Rows from a figure dataset:
• • • • •
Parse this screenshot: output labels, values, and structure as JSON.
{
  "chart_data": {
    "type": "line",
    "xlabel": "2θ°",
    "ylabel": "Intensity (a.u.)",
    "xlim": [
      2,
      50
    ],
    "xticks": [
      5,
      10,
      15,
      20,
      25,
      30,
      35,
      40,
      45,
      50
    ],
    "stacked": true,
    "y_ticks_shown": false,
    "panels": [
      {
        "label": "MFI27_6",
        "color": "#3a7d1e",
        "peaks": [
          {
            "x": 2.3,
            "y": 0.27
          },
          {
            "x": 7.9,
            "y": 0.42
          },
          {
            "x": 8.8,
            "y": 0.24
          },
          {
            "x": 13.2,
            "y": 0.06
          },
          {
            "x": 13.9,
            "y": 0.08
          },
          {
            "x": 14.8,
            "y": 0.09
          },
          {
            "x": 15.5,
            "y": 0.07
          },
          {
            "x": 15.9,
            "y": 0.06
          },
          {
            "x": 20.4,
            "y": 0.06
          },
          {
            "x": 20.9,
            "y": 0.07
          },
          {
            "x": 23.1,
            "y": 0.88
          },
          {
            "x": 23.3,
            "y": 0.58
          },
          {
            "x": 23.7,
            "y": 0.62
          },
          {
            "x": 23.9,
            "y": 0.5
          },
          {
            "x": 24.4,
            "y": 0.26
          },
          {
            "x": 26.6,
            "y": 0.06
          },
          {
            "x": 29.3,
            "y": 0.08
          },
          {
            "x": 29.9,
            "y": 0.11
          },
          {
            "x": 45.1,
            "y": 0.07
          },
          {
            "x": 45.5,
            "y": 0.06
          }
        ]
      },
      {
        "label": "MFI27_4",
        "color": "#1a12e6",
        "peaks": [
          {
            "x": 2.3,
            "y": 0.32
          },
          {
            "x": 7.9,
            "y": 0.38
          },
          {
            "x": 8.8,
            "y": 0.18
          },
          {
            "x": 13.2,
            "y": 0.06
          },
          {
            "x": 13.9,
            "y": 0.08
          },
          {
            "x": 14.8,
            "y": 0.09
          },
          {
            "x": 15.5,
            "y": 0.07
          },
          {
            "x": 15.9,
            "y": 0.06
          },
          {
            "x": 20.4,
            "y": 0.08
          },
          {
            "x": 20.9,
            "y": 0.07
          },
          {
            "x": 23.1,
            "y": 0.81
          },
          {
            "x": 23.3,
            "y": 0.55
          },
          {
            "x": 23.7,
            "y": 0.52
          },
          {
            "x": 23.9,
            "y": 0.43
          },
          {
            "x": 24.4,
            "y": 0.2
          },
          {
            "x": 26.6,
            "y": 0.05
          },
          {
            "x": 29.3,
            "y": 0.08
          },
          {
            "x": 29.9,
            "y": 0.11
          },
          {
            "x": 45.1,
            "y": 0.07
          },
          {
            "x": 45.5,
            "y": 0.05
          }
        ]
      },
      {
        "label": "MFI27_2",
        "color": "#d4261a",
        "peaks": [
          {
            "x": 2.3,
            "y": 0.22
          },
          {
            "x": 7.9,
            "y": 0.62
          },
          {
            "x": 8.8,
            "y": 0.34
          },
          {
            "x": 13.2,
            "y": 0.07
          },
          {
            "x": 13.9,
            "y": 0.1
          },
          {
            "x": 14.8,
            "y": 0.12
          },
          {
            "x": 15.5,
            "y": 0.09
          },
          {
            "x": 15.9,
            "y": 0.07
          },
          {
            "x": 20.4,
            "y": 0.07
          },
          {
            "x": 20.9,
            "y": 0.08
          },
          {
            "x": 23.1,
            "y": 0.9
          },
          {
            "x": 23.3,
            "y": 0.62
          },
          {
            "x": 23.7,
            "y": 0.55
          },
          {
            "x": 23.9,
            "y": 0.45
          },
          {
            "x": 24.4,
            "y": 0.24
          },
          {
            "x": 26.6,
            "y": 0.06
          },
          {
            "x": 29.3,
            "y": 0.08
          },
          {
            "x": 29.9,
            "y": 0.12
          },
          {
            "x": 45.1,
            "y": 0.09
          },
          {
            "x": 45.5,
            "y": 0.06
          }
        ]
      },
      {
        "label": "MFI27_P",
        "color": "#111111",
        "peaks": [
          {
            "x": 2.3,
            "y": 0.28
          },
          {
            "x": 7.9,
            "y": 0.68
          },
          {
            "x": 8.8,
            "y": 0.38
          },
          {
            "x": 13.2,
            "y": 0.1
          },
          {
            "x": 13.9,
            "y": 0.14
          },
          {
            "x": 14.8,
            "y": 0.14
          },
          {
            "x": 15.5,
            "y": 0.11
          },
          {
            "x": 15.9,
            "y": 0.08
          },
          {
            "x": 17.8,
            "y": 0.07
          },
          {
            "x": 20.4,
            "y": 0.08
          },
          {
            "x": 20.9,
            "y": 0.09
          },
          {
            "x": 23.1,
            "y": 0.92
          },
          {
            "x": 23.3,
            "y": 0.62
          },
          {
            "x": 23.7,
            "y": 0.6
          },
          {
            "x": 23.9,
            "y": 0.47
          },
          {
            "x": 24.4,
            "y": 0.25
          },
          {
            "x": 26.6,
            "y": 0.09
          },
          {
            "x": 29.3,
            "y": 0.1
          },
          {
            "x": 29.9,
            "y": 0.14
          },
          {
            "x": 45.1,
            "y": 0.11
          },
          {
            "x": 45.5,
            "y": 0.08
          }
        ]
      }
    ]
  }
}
• • • • •
THE REQUEST: Gather each line in the entries above where the string "color" is found.

TASK OUTPUT:
        "color": "#3a7d1e",
        "color": "#1a12e6",
        "color": "#d4261a",
        "color": "#111111",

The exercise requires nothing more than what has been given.